(Dataset rows)
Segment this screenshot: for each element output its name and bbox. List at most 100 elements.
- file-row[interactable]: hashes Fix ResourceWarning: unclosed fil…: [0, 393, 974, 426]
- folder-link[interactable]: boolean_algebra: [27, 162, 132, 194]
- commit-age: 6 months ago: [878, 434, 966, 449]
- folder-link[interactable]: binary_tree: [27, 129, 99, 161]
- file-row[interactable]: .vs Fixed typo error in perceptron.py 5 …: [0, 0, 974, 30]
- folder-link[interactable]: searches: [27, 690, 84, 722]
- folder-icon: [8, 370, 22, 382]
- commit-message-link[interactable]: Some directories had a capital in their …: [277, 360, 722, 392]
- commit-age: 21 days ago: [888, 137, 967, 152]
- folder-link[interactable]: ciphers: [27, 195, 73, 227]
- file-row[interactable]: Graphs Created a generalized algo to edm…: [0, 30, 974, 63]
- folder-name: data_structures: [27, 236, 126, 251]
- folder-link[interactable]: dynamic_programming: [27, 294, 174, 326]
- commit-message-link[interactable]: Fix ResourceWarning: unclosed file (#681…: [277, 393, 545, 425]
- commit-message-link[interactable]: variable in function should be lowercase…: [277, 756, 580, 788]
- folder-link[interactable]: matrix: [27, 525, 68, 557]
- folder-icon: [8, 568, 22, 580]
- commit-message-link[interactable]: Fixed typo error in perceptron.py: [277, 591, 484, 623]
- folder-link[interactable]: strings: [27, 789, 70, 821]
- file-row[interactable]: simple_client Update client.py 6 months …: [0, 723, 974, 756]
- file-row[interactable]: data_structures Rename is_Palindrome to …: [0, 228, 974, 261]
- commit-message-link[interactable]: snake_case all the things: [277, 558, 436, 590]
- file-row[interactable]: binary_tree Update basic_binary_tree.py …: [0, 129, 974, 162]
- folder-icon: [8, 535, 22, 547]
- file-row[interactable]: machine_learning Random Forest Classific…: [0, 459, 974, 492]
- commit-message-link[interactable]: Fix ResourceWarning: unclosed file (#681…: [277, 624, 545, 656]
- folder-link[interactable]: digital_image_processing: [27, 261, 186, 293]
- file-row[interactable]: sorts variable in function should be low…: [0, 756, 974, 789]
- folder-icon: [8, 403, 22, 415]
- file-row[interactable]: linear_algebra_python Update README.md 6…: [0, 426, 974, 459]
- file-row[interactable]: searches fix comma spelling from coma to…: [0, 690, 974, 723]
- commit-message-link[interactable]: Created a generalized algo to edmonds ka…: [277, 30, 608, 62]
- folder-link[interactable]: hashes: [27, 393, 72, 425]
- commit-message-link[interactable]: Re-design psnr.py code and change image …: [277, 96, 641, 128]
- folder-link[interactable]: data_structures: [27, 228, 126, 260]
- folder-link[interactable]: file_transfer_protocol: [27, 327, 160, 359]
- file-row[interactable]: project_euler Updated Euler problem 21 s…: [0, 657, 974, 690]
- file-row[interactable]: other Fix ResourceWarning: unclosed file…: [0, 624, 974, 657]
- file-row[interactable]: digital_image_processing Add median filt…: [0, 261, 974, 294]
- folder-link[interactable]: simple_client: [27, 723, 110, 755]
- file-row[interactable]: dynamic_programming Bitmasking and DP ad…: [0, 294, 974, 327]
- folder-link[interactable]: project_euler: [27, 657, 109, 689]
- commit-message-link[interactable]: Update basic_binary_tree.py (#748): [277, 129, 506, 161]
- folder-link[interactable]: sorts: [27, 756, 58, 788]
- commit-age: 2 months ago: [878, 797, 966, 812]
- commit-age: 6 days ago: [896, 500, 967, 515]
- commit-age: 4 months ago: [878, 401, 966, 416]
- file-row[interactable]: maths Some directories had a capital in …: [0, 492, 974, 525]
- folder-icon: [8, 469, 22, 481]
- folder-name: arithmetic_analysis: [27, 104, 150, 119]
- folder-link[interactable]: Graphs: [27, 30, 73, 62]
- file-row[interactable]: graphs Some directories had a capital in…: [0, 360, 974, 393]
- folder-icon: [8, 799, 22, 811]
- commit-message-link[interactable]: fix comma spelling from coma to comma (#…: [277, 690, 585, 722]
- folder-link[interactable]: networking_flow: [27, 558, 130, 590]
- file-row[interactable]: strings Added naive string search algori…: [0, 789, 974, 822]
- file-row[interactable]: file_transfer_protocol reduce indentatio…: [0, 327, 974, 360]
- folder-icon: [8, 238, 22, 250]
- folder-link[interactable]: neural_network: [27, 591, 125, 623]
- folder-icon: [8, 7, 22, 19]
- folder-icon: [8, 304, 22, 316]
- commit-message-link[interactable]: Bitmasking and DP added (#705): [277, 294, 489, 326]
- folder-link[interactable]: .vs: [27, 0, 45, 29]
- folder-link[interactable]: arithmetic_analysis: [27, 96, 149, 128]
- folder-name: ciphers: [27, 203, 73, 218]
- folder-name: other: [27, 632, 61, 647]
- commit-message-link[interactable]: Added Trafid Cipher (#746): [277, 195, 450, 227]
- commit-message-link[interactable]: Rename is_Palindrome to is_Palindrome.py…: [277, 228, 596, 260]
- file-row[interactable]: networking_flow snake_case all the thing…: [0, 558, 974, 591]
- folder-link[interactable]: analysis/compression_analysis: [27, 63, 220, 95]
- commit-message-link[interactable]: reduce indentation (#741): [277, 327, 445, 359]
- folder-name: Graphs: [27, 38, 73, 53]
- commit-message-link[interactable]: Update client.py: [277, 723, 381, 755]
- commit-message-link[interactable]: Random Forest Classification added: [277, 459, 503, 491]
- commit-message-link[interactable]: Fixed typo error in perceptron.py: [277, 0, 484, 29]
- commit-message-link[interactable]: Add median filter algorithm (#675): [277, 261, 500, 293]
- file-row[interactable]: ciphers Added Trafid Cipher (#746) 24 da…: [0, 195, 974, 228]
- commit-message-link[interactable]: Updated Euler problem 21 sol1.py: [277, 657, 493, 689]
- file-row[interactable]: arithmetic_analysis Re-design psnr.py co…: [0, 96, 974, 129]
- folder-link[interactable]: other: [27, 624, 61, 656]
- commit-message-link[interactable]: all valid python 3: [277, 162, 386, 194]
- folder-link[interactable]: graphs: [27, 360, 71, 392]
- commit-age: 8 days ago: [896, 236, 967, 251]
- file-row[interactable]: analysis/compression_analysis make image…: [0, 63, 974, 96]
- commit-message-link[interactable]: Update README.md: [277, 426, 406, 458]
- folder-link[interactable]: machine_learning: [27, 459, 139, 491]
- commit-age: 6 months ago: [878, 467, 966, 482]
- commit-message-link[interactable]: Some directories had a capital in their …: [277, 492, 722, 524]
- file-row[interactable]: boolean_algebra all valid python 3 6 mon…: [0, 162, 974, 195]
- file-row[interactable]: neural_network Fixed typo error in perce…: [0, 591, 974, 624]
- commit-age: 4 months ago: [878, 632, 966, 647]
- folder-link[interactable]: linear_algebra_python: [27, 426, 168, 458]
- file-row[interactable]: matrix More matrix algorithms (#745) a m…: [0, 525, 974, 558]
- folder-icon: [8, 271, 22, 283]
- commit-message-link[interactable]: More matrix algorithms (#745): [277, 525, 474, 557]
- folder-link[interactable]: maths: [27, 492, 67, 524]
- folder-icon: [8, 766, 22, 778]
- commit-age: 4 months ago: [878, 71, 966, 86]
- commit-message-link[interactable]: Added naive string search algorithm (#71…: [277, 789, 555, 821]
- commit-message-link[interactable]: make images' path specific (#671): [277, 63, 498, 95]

=== EXERCISE TASK ===
Reproduce the whole listing above word for word, including every line.

=== FINISHED ANSWER ===
Segment this screenshot: for each element output its name and bbox. List at most 100 elements.
- file-row[interactable]: hashes Fix ResourceWarning: unclosed fil…: [0, 393, 974, 426]
- folder-link[interactable]: boolean_algebra: [27, 162, 132, 194]
- commit-age: 6 months ago: [878, 434, 966, 449]
- folder-link[interactable]: binary_tree: [27, 129, 99, 161]
- file-row[interactable]: .vs Fixed typo error in perceptron.py 5 …: [0, 0, 974, 30]
- folder-link[interactable]: searches: [27, 690, 84, 722]
- folder-icon: [8, 370, 22, 382]
- commit-message-link[interactable]: Some directories had a capital in their …: [277, 360, 722, 392]
- commit-age: 21 days ago: [888, 137, 967, 152]
- folder-link[interactable]: ciphers: [27, 195, 73, 227]
- file-row[interactable]: Graphs Created a generalized algo to edm…: [0, 30, 974, 63]
- folder-name: data_structures: [27, 236, 126, 251]
- folder-link[interactable]: dynamic_programming: [27, 294, 174, 326]
- commit-message-link[interactable]: Fix ResourceWarning: unclosed file (#681…: [277, 393, 545, 425]
- commit-message-link[interactable]: variable in function should be lowercase…: [277, 756, 580, 788]
- folder-link[interactable]: matrix: [27, 525, 68, 557]
- folder-icon: [8, 568, 22, 580]
- commit-message-link[interactable]: Fixed typo error in perceptron.py: [277, 591, 484, 623]
- folder-link[interactable]: strings: [27, 789, 70, 821]
- file-row[interactable]: simple_client Update client.py 6 months …: [0, 723, 974, 756]
- file-row[interactable]: data_structures Rename is_Palindrome to …: [0, 228, 974, 261]
- commit-message-link[interactable]: snake_case all the things: [277, 558, 436, 590]
- file-row[interactable]: binary_tree Update basic_binary_tree.py …: [0, 129, 974, 162]
- folder-icon: [8, 535, 22, 547]
- file-row[interactable]: machine_learning Random Forest Classific…: [0, 459, 974, 492]
- commit-message-link[interactable]: Fix ResourceWarning: unclosed file (#681…: [277, 624, 545, 656]
- folder-link[interactable]: digital_image_processing: [27, 261, 186, 293]
- file-row[interactable]: sorts variable in function should be low…: [0, 756, 974, 789]
- folder-icon: [8, 403, 22, 415]
- file-row[interactable]: linear_algebra_python Update README.md 6…: [0, 426, 974, 459]
- file-row[interactable]: searches fix comma spelling from coma to…: [0, 690, 974, 723]
- commit-message-link[interactable]: Created a generalized algo to edmonds ka…: [277, 30, 608, 62]
- folder-link[interactable]: hashes: [27, 393, 72, 425]
- commit-message-link[interactable]: Re-design psnr.py code and change image …: [277, 96, 641, 128]
- folder-link[interactable]: data_structures: [27, 228, 126, 260]
- folder-link[interactable]: file_transfer_protocol: [27, 327, 160, 359]
- file-row[interactable]: project_euler Updated Euler problem 21 s…: [0, 657, 974, 690]
- file-row[interactable]: other Fix ResourceWarning: unclosed file…: [0, 624, 974, 657]
- file-row[interactable]: digital_image_processing Add median filt…: [0, 261, 974, 294]
- folder-link[interactable]: simple_client: [27, 723, 110, 755]
- file-row[interactable]: dynamic_programming Bitmasking and DP ad…: [0, 294, 974, 327]
- folder-link[interactable]: project_euler: [27, 657, 109, 689]
- commit-message-link[interactable]: Update basic_binary_tree.py (#748): [277, 129, 506, 161]
- folder-link[interactable]: sorts: [27, 756, 58, 788]
- commit-age: 2 months ago: [878, 797, 966, 812]
- commit-age: 6 days ago: [896, 500, 967, 515]
- commit-age: 4 months ago: [878, 401, 966, 416]
- file-row[interactable]: maths Some directories had a capital in …: [0, 492, 974, 525]
- folder-icon: [8, 469, 22, 481]
- folder-name: arithmetic_analysis: [27, 104, 150, 119]
- folder-link[interactable]: Graphs: [27, 30, 73, 62]
- file-row[interactable]: graphs Some directories had a capital in…: [0, 360, 974, 393]
- folder-icon: [8, 799, 22, 811]
- commit-message-link[interactable]: fix comma spelling from coma to comma (#…: [277, 690, 585, 722]
- folder-link[interactable]: networking_flow: [27, 558, 130, 590]
- file-row[interactable]: strings Added naive string search algori…: [0, 789, 974, 822]
- file-row[interactable]: file_transfer_protocol reduce indentatio…: [0, 327, 974, 360]
- folder-icon: [8, 238, 22, 250]
- folder-link[interactable]: neural_network: [27, 591, 125, 623]
- folder-icon: [8, 7, 22, 19]
- folder-icon: [8, 304, 22, 316]
- commit-message-link[interactable]: Bitmasking and DP added (#705): [277, 294, 489, 326]
- folder-link[interactable]: .vs: [27, 0, 45, 29]
- folder-link[interactable]: arithmetic_analysis: [27, 96, 149, 128]
- folder-name: ciphers: [27, 203, 73, 218]
- folder-name: other: [27, 632, 61, 647]
- commit-message-link[interactable]: Added Trafid Cipher (#746): [277, 195, 450, 227]
- commit-message-link[interactable]: Rename is_Palindrome to is_Palindrome.py…: [277, 228, 596, 260]
- file-row[interactable]: networking_flow snake_case all the thing…: [0, 558, 974, 591]
- folder-link[interactable]: analysis/compression_analysis: [27, 63, 220, 95]
- commit-message-link[interactable]: reduce indentation (#741): [277, 327, 445, 359]
- folder-name: Graphs: [27, 38, 73, 53]
- commit-message-link[interactable]: Update client.py: [277, 723, 381, 755]
- commit-message-link[interactable]: Random Forest Classification added: [277, 459, 503, 491]
- commit-message-link[interactable]: Fixed typo error in perceptron.py: [277, 0, 484, 29]
- commit-message-link[interactable]: Add median filter algorithm (#675): [277, 261, 500, 293]
- file-row[interactable]: ciphers Added Trafid Cipher (#746) 24 da…: [0, 195, 974, 228]
- commit-message-link[interactable]: Updated Euler problem 21 sol1.py: [277, 657, 493, 689]
- file-row[interactable]: arithmetic_analysis Re-design psnr.py co…: [0, 96, 974, 129]
- folder-link[interactable]: other: [27, 624, 61, 656]
- commit-message-link[interactable]: all valid python 3: [277, 162, 386, 194]
- folder-link[interactable]: graphs: [27, 360, 71, 392]
- commit-age: 8 days ago: [896, 236, 967, 251]
- file-row[interactable]: analysis/compression_analysis make image…: [0, 63, 974, 96]
- commit-message-link[interactable]: Update README.md: [277, 426, 406, 458]
- folder-link[interactable]: machine_learning: [27, 459, 139, 491]
- commit-age: 6 months ago: [878, 467, 966, 482]
- commit-message-link[interactable]: Some directories had a capital in their …: [277, 492, 722, 524]
- file-row[interactable]: boolean_algebra all valid python 3 6 mon…: [0, 162, 974, 195]
- file-row[interactable]: neural_network Fixed typo error in perce…: [0, 591, 974, 624]
- commit-age: 4 months ago: [878, 632, 966, 647]
- folder-link[interactable]: linear_algebra_python: [27, 426, 168, 458]
- file-row[interactable]: matrix More matrix algorithms (#745) a m…: [0, 525, 974, 558]
- folder-icon: [8, 271, 22, 283]
- commit-message-link[interactable]: More matrix algorithms (#745): [277, 525, 474, 557]
- folder-link[interactable]: maths: [27, 492, 67, 524]
- folder-icon: [8, 766, 22, 778]
- commit-age: 4 months ago: [878, 71, 966, 86]
- commit-message-link[interactable]: Added naive string search algorithm (#71…: [277, 789, 555, 821]
- commit-message-link[interactable]: make images' path specific (#671): [277, 63, 498, 95]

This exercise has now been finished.